### WRITTEN INSTRUCTION:
Reproduce every record exactly as it appears, but not the pictures.
** START OF RECORDS SHOWN **
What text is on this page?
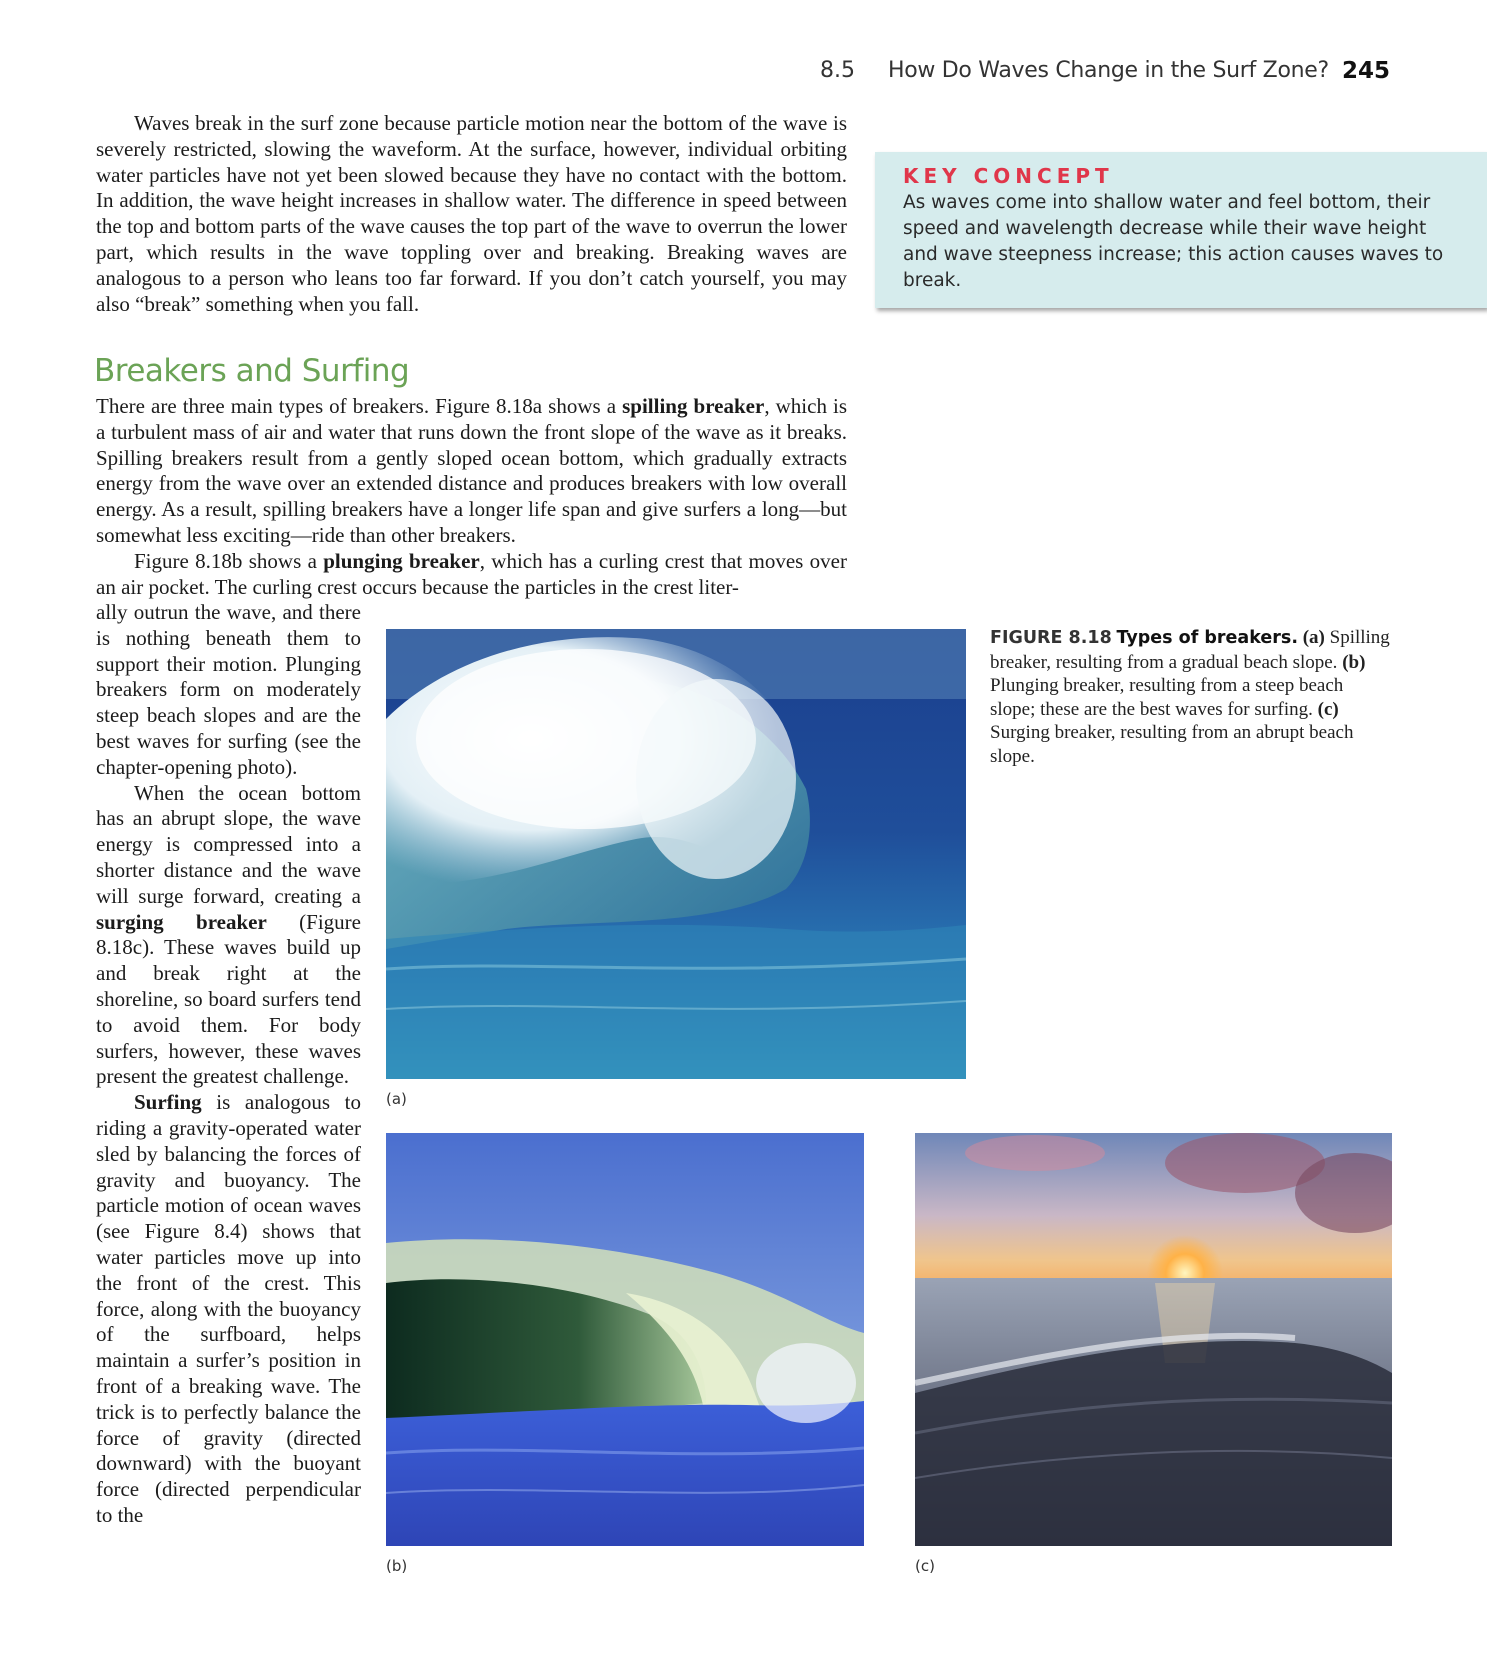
8.5 How Do Waves Change in the Surf Zone? 245

Waves break in the surf zone because particle motion near the bottom of the wave is severely restricted, slowing the waveform. At the surface, however, individual orbiting water particles have not yet been slowed because they have no contact with the bottom. In addition, the wave height increases in shallow water. The difference in speed between the top and bottom parts of the wave causes the top part of the wave to overrun the lower part, which results in the wave toppling over and breaking. Breaking waves are analogous to a person who leans too far forward. If you don’t catch yourself, you may also “break” something when you fall.

KEY CONCEPT
As waves come into shallow water and feel bottom, their speed and wavelength decrease while their wave height and wave steepness increase; this action causes waves to break.
Breakers and Surfing

There are three main types of breakers. Figure 8.18a shows a spilling breaker, which is a turbulent mass of air and water that runs down the front slope of the wave as it breaks. Spilling breakers result from a gently sloped ocean bottom, which gradually extracts energy from the wave over an extended distance and produces breakers with low overall energy. As a result, spilling breakers have a longer life span and give surfers a long—but somewhat less exciting—ride than other breakers.

Figure 8.18b shows a plunging breaker, which has a curling crest that moves over an air pocket. The curling crest occurs because the particles in the crest liter-

ally outrun the wave, and there is nothing beneath them to support their motion. Plunging breakers form on moderately steep beach slopes and are the best waves for surfing (see the chapter-opening photo).

When the ocean bottom has an abrupt slope, the wave energy is compressed into a shorter distance and the wave will surge forward, creating a surging breaker (Figure 8.18c). These waves build up and break right at the shoreline, so board surfers tend to avoid them. For body surfers, however, these waves present the greatest challenge.

Surfing is analogous to riding a gravity-operated water sled by balancing the forces of gravity and buoyancy. The particle motion of ocean waves (see Figure 8.4) shows that water particles move up into the front of the crest. This force, along with the buoyancy of the surfboard, helps maintain a surfer’s position in front of a breaking wave. The trick is to perfectly balance the force of gravity (directed downward) with the buoyant force (directed perpendicular to the

(a)
(b)	(c)
FIGURE 8.18 Types of breakers. (a) Spilling breaker, resulting from a gradual beach slope. (b) Plunging breaker, resulting from a steep beach slope; these are the best waves for surfing. (c) Surging breaker, resulting from an abrupt beach slope.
** END OF RECORDS SHOWN **
### TASK RESULT:
What text is on this page?
8.5 How Do Waves Change in the Surf Zone? 245

Waves break in the surf zone because particle motion near the bottom of the wave is severely restricted, slowing the waveform. At the surface, however, individual orbiting water particles have not yet been slowed because they have no contact with the bottom. In addition, the wave height increases in shallow water. The difference in speed between the top and bottom parts of the wave causes the top part of the wave to overrun the lower part, which results in the wave toppling over and breaking. Breaking waves are analogous to a person who leans too far forward. If you don’t catch yourself, you may also “break” something when you fall.

KEY CONCEPT
As waves come into shallow water and feel bottom, their speed and wavelength decrease while their wave height and wave steepness increase; this action causes waves to break.
Breakers and Surfing

There are three main types of breakers. Figure 8.18a shows a spilling breaker, which is a turbulent mass of air and water that runs down the front slope of the wave as it breaks. Spilling breakers result from a gently sloped ocean bottom, which gradually extracts energy from the wave over an extended distance and produces breakers with low overall energy. As a result, spilling breakers have a longer life span and give surfers a long—but somewhat less exciting—ride than other breakers.

Figure 8.18b shows a plunging breaker, which has a curling crest that moves over an air pocket. The curling crest occurs because the particles in the crest liter-

ally outrun the wave, and there is nothing beneath them to support their motion. Plunging breakers form on moderately steep beach slopes and are the best waves for surfing (see the chapter-opening photo).

When the ocean bottom has an abrupt slope, the wave energy is compressed into a shorter distance and the wave will surge forward, creating a surging breaker (Figure 8.18c). These waves build up and break right at the shoreline, so board surfers tend to avoid them. For body surfers, however, these waves present the greatest challenge.

Surfing is analogous to riding a gravity-operated water sled by balancing the forces of gravity and buoyancy. The particle motion of ocean waves (see Figure 8.4) shows that water particles move up into the front of the crest. This force, along with the buoyancy of the surfboard, helps maintain a surfer’s position in front of a breaking wave. The trick is to perfectly balance the force of gravity (directed downward) with the buoyant force (directed perpendicular to the

(a)
(b)	(c)
FIGURE 8.18 Types of breakers. (a) Spilling breaker, resulting from a gradual beach slope. (b) Plunging breaker, resulting from a steep beach slope; these are the best waves for surfing. (c) Surging breaker, resulting from an abrupt beach slope.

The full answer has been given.